**What you have to do**
Below are the records. List every line holding the word "операции".
——
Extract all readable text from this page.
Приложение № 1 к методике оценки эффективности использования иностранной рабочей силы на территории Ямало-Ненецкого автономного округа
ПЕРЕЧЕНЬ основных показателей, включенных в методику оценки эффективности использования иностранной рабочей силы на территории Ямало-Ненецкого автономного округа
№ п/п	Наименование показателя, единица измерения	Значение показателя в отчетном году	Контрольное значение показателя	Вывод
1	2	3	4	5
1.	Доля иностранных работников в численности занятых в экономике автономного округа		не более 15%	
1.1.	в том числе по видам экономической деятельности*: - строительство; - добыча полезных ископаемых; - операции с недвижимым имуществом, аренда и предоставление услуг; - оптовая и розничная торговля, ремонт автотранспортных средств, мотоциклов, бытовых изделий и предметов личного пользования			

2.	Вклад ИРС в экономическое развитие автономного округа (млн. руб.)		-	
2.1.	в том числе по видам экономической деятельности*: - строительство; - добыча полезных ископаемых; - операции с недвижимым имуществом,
——
**Correct result**
1.1.	в том числе по видам экономической деятельности*: - строительство; - добыча полезных ископаемых; - операции с недвижимым имуществом, аренда и предоставление услуг; - оптовая и розничная торговля, ремонт автотранспортных средств, мотоциклов, бытовых изделий и предметов личного пользования			
2.1.	в том числе по видам экономической деятельности*: - строительство; - добыча полезных ископаемых; - операции с недвижимым имуществом,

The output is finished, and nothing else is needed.